◆ WORK TO COMPLETE:
Entries follow. Set all of them down as they stand.

◆ STORED RECORDS:
----

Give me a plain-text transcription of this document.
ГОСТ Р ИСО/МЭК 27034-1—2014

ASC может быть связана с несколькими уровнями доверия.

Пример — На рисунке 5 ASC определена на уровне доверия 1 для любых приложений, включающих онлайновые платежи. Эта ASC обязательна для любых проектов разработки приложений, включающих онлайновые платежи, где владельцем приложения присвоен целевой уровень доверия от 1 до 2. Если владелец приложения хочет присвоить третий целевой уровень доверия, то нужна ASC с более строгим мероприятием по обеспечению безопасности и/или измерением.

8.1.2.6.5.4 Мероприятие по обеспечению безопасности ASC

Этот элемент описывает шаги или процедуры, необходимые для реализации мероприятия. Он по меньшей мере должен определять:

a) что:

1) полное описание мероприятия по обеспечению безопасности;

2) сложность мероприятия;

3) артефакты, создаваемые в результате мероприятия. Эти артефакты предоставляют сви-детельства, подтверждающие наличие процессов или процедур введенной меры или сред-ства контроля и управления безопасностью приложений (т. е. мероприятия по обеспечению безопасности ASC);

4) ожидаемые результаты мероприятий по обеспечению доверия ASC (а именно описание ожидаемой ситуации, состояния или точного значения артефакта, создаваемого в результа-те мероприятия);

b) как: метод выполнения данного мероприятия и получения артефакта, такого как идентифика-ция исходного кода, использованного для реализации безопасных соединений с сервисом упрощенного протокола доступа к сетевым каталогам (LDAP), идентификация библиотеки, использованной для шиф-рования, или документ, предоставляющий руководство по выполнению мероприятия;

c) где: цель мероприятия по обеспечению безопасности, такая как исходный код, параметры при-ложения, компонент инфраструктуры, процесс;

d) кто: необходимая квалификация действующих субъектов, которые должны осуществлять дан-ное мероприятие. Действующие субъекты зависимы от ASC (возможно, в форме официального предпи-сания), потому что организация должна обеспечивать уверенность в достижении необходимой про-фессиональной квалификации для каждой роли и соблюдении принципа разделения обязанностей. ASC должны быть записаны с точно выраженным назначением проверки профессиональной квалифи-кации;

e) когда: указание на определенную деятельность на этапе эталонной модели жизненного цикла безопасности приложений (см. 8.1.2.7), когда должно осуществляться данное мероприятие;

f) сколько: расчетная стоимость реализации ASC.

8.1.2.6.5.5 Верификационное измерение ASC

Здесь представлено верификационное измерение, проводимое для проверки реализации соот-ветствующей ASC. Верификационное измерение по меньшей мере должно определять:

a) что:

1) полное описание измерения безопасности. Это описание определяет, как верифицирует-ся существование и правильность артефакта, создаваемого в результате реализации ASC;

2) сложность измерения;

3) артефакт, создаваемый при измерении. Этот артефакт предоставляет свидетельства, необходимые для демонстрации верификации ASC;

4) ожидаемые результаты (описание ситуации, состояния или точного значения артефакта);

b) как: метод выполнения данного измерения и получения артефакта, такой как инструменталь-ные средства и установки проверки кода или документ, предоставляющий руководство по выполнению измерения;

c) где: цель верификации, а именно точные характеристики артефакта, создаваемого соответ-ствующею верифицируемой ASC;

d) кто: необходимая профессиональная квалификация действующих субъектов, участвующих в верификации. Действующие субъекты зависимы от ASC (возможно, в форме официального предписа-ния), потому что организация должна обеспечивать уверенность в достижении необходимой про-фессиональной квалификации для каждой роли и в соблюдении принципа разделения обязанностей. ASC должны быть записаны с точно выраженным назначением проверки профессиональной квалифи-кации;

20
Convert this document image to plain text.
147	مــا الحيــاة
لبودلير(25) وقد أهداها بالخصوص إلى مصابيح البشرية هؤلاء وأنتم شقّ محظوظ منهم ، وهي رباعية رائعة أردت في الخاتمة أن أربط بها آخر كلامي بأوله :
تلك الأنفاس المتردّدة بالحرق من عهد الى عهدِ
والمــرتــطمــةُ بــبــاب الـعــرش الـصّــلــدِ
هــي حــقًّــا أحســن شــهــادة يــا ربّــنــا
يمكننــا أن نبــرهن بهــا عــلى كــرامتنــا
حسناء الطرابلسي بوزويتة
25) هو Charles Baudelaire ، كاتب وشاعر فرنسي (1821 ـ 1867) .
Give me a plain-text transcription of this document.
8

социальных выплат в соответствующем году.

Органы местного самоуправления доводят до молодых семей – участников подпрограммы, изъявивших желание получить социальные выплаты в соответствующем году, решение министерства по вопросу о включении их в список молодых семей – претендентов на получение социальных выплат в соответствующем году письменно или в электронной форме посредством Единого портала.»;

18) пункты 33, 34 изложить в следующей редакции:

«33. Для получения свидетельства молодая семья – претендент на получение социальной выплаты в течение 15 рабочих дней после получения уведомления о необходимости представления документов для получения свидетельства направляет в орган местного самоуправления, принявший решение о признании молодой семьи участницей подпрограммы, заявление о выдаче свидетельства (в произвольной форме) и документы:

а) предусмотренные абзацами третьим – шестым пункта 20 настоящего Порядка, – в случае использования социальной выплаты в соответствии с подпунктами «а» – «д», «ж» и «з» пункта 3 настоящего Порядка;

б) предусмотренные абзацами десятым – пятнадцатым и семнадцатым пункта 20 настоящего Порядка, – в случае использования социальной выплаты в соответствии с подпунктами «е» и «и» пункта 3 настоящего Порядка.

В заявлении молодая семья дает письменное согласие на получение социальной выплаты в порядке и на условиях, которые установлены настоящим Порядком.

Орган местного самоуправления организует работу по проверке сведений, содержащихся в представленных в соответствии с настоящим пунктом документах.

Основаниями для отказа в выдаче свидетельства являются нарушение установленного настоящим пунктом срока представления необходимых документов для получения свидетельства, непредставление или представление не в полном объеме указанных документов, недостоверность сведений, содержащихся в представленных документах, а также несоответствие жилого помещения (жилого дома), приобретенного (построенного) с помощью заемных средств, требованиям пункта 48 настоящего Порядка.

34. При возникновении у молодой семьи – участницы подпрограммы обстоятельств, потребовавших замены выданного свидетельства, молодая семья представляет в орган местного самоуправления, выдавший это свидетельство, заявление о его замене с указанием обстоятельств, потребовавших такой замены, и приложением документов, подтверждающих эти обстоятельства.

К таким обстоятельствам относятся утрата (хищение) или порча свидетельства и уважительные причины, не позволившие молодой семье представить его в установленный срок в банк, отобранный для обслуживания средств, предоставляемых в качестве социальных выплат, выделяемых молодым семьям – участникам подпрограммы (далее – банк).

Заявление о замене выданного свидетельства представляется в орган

----

◆ WRITTEN ANSWER:
Give me a plain-text transcription of this document.
ГОСТ Р ИСО/МЭК 27034-1—2014

ASC может быть связана с несколькими уровнями доверия.

Пример — На рисунке 5 ASC определена на уровне доверия 1 для любых приложений, включающих онлайновые платежи. Эта ASC обязательна для любых проектов разработки приложений, включающих онлайновые платежи, где владельцем приложения присвоен целевой уровень доверия от 1 до 2. Если владелец приложения хочет присвоить третий целевой уровень доверия, то нужна ASC с более строгим мероприятием по обеспечению безопасности и/или измерением.

8.1.2.6.5.4 Мероприятие по обеспечению безопасности ASC

Этот элемент описывает шаги или процедуры, необходимые для реализации мероприятия. Он по меньшей мере должен определять:

a) что:

1) полное описание мероприятия по обеспечению безопасности;

2) сложность мероприятия;

3) артефакты, создаваемые в результате мероприятия. Эти артефакты предоставляют сви-детельства, подтверждающие наличие процессов или процедур введенной меры или сред-ства контроля и управления безопасностью приложений (т. е. мероприятия по обеспечению безопасности ASC);

4) ожидаемые результаты мероприятий по обеспечению доверия ASC (а именно описание ожидаемой ситуации, состояния или точного значения артефакта, создаваемого в результа-те мероприятия);

b) как: метод выполнения данного мероприятия и получения артефакта, такого как идентифика-ция исходного кода, использованного для реализации безопасных соединений с сервисом упрощенного протокола доступа к сетевым каталогам (LDAP), идентификация библиотеки, использованной для шиф-рования, или документ, предоставляющий руководство по выполнению мероприятия;

c) где: цель мероприятия по обеспечению безопасности, такая как исходный код, параметры при-ложения, компонент инфраструктуры, процесс;

d) кто: необходимая квалификация действующих субъектов, которые должны осуществлять дан-ное мероприятие. Действующие субъекты зависимы от ASC (возможно, в форме официального предпи-сания), потому что организация должна обеспечивать уверенность в достижении необходимой про-фессиональной квалификации для каждой роли и соблюдении принципа разделения обязанностей. ASC должны быть записаны с точно выраженным назначением проверки профессиональной квалифи-кации;

e) когда: указание на определенную деятельность на этапе эталонной модели жизненного цикла безопасности приложений (см. 8.1.2.7), когда должно осуществляться данное мероприятие;

f) сколько: расчетная стоимость реализации ASC.

8.1.2.6.5.5 Верификационное измерение ASC

Здесь представлено верификационное измерение, проводимое для проверки реализации соот-ветствующей ASC. Верификационное измерение по меньшей мере должно определять:

a) что:

1) полное описание измерения безопасности. Это описание определяет, как верифицирует-ся существование и правильность артефакта, создаваемого в результате реализации ASC;

2) сложность измерения;

3) артефакт, создаваемый при измерении. Этот артефакт предоставляет свидетельства, необходимые для демонстрации верификации ASC;

4) ожидаемые результаты (описание ситуации, состояния или точного значения артефакта);

b) как: метод выполнения данного измерения и получения артефакта, такой как инструменталь-ные средства и установки проверки кода или документ, предоставляющий руководство по выполнению измерения;

c) где: цель верификации, а именно точные характеристики артефакта, создаваемого соответ-ствующею верифицируемой ASC;

d) кто: необходимая профессиональная квалификация действующих субъектов, участвующих в верификации. Действующие субъекты зависимы от ASC (возможно, в форме официального предписа-ния), потому что организация должна обеспечивать уверенность в достижении необходимой про-фессиональной квалификации для каждой роли и в соблюдении принципа разделения обязанностей. ASC должны быть записаны с точно выраженным назначением проверки профессиональной квалифи-кации;

20
Convert this document image to plain text.
147	مــا الحيــاة
لبودلير(25) وقد أهداها بالخصوص إلى مصابيح البشرية هؤلاء وأنتم شقّ محظوظ منهم ، وهي رباعية رائعة أردت في الخاتمة أن أربط بها آخر كلامي بأوله :
تلك الأنفاس المتردّدة بالحرق من عهد الى عهدِ
والمــرتــطمــةُ بــبــاب الـعــرش الـصّــلــدِ
هــي حــقًّــا أحســن شــهــادة يــا ربّــنــا
يمكننــا أن نبــرهن بهــا عــلى كــرامتنــا
حسناء الطرابلسي بوزويتة
25) هو Charles Baudelaire ، كاتب وشاعر فرنسي (1821 ـ 1867) .
Give me a plain-text transcription of this document.
8

социальных выплат в соответствующем году.

Органы местного самоуправления доводят до молодых семей – участников подпрограммы, изъявивших желание получить социальные выплаты в соответствующем году, решение министерства по вопросу о включении их в список молодых семей – претендентов на получение социальных выплат в соответствующем году письменно или в электронной форме посредством Единого портала.»;

18) пункты 33, 34 изложить в следующей редакции:

«33. Для получения свидетельства молодая семья – претендент на получение социальной выплаты в течение 15 рабочих дней после получения уведомления о необходимости представления документов для получения свидетельства направляет в орган местного самоуправления, принявший решение о признании молодой семьи участницей подпрограммы, заявление о выдаче свидетельства (в произвольной форме) и документы:

а) предусмотренные абзацами третьим – шестым пункта 20 настоящего Порядка, – в случае использования социальной выплаты в соответствии с подпунктами «а» – «д», «ж» и «з» пункта 3 настоящего Порядка;

б) предусмотренные абзацами десятым – пятнадцатым и семнадцатым пункта 20 настоящего Порядка, – в случае использования социальной выплаты в соответствии с подпунктами «е» и «и» пункта 3 настоящего Порядка.

В заявлении молодая семья дает письменное согласие на получение социальной выплаты в порядке и на условиях, которые установлены настоящим Порядком.

Орган местного самоуправления организует работу по проверке сведений, содержащихся в представленных в соответствии с настоящим пунктом документах.

Основаниями для отказа в выдаче свидетельства являются нарушение установленного настоящим пунктом срока представления необходимых документов для получения свидетельства, непредставление или представление не в полном объеме указанных документов, недостоверность сведений, содержащихся в представленных документах, а также несоответствие жилого помещения (жилого дома), приобретенного (построенного) с помощью заемных средств, требованиям пункта 48 настоящего Порядка.

34. При возникновении у молодой семьи – участницы подпрограммы обстоятельств, потребовавших замены выданного свидетельства, молодая семья представляет в орган местного самоуправления, выдавший это свидетельство, заявление о его замене с указанием обстоятельств, потребовавших такой замены, и приложением документов, подтверждающих эти обстоятельства.

К таким обстоятельствам относятся утрата (хищение) или порча свидетельства и уважительные причины, не позволившие молодой семье представить его в установленный срок в банк, отобранный для обслуживания средств, предоставляемых в качестве социальных выплат, выделяемых молодым семьям – участникам подпрограммы (далее – банк).

Заявление о замене выданного свидетельства представляется в орган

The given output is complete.